╭─ STORED DATA
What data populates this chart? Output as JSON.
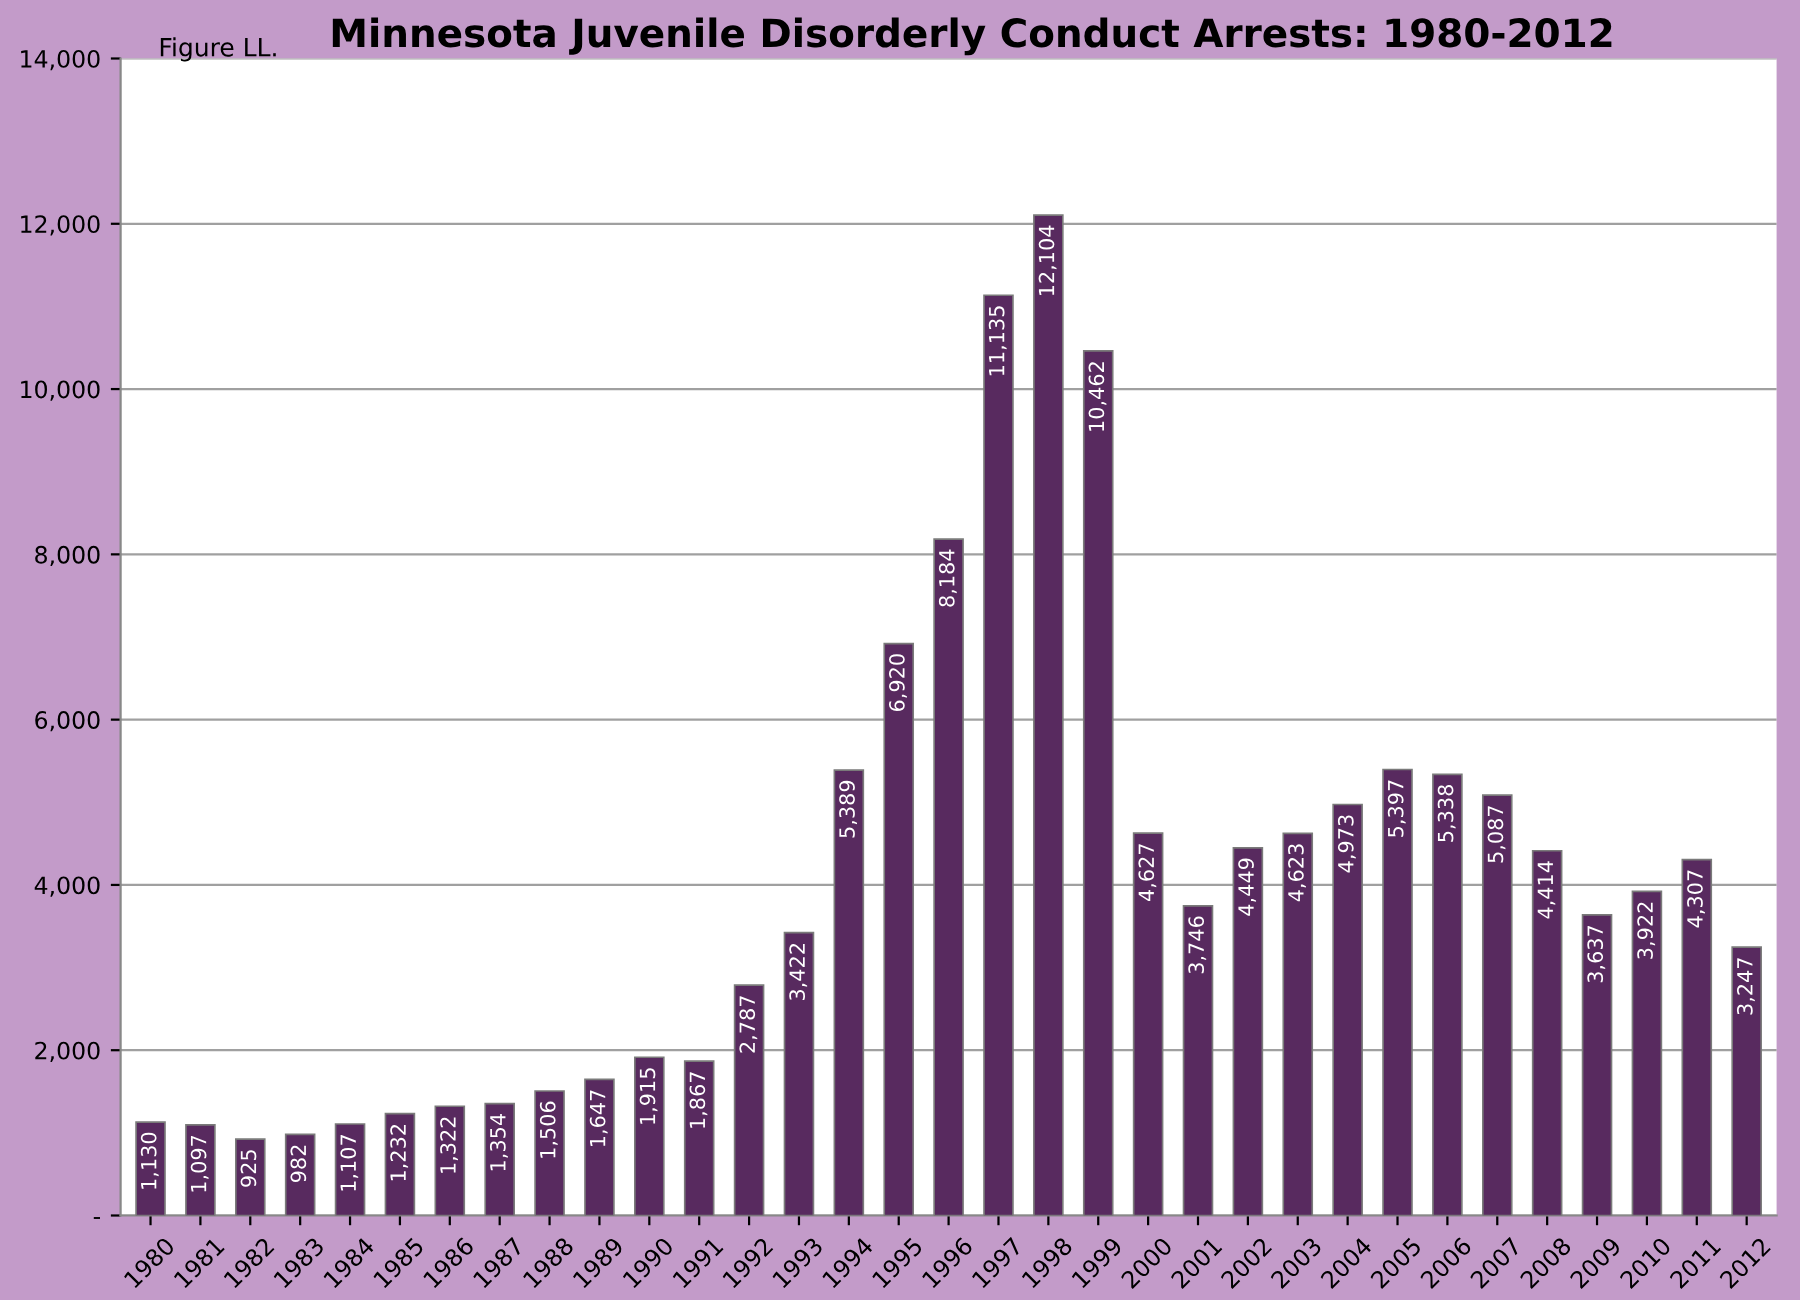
{
  "chart_data": {
    "type": "bar",
    "title": "Minnesota Juvenile Disorderly Conduct Arrests: 1980-2012",
    "annotations": [
      "Figure LL."
    ],
    "categories": [
      "1980",
      "1981",
      "1982",
      "1983",
      "1984",
      "1985",
      "1986",
      "1987",
      "1988",
      "1989",
      "1990",
      "1991",
      "1992",
      "1993",
      "1994",
      "1995",
      "1996",
      "1997",
      "1998",
      "1999",
      "2000",
      "2001",
      "2002",
      "2003",
      "2004",
      "2005",
      "2006",
      "2007",
      "2008",
      "2009",
      "2010",
      "2011",
      "2012"
    ],
    "values": [
      1130,
      1097,
      925,
      982,
      1107,
      1232,
      1322,
      1354,
      1506,
      1647,
      1915,
      1867,
      2787,
      3422,
      5389,
      6920,
      8184,
      11135,
      12104,
      10462,
      4627,
      3746,
      4449,
      4623,
      4973,
      5397,
      5338,
      5087,
      4414,
      3637,
      3922,
      4307,
      3247
    ],
    "value_labels": [
      "1,130",
      "1,097",
      "925",
      "982",
      "1,107",
      "1,232",
      "1,322",
      "1,354",
      "1,506",
      "1,647",
      "1,915",
      "1,867",
      "2,787",
      "3,422",
      "5,389",
      "6,920",
      "8,184",
      "11,135",
      "12,104",
      "10,462",
      "4,627",
      "3,746",
      "4,449",
      "4,623",
      "4,973",
      "5,397",
      "5,338",
      "5,087",
      "4,414",
      "3,637",
      "3,922",
      "4,307",
      "3,247"
    ],
    "color": "#582a5f",
    "ylim": [
      0,
      14000
    ],
    "yticks": [
      {
        "value": 0,
        "label": "-"
      },
      {
        "value": 2000,
        "label": "2,000"
      },
      {
        "value": 4000,
        "label": "4,000"
      },
      {
        "value": 6000,
        "label": "6,000"
      },
      {
        "value": 8000,
        "label": "8,000"
      },
      {
        "value": 10000,
        "label": "10,000"
      },
      {
        "value": 12000,
        "label": "12,000"
      },
      {
        "value": 14000,
        "label": "14,000"
      }
    ],
    "grid": "y"
  }
}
╰─
GIVEN PROBLEM:
Copy every entry exactly as written. Pictures are excluded.

RESPONSE TO THE EXERCISE:
What data populates this chart? Output as JSON.
{
  "chart_data": {
    "type": "bar",
    "title": "Minnesota Juvenile Disorderly Conduct Arrests: 1980-2012",
    "annotations": [
      "Figure LL."
    ],
    "categories": [
      "1980",
      "1981",
      "1982",
      "1983",
      "1984",
      "1985",
      "1986",
      "1987",
      "1988",
      "1989",
      "1990",
      "1991",
      "1992",
      "1993",
      "1994",
      "1995",
      "1996",
      "1997",
      "1998",
      "1999",
      "2000",
      "2001",
      "2002",
      "2003",
      "2004",
      "2005",
      "2006",
      "2007",
      "2008",
      "2009",
      "2010",
      "2011",
      "2012"
    ],
    "values": [
      1130,
      1097,
      925,
      982,
      1107,
      1232,
      1322,
      1354,
      1506,
      1647,
      1915,
      1867,
      2787,
      3422,
      5389,
      6920,
      8184,
      11135,
      12104,
      10462,
      4627,
      3746,
      4449,
      4623,
      4973,
      5397,
      5338,
      5087,
      4414,
      3637,
      3922,
      4307,
      3247
    ],
    "value_labels": [
      "1,130",
      "1,097",
      "925",
      "982",
      "1,107",
      "1,232",
      "1,322",
      "1,354",
      "1,506",
      "1,647",
      "1,915",
      "1,867",
      "2,787",
      "3,422",
      "5,389",
      "6,920",
      "8,184",
      "11,135",
      "12,104",
      "10,462",
      "4,627",
      "3,746",
      "4,449",
      "4,623",
      "4,973",
      "5,397",
      "5,338",
      "5,087",
      "4,414",
      "3,637",
      "3,922",
      "4,307",
      "3,247"
    ],
    "color": "#582a5f",
    "ylim": [
      0,
      14000
    ],
    "yticks": [
      {
        "value": 0,
        "label": "-"
      },
      {
        "value": 2000,
        "label": "2,000"
      },
      {
        "value": 4000,
        "label": "4,000"
      },
      {
        "value": 6000,
        "label": "6,000"
      },
      {
        "value": 8000,
        "label": "8,000"
      },
      {
        "value": 10000,
        "label": "10,000"
      },
      {
        "value": 12000,
        "label": "12,000"
      },
      {
        "value": 14000,
        "label": "14,000"
      }
    ],
    "grid": "y"
  }
}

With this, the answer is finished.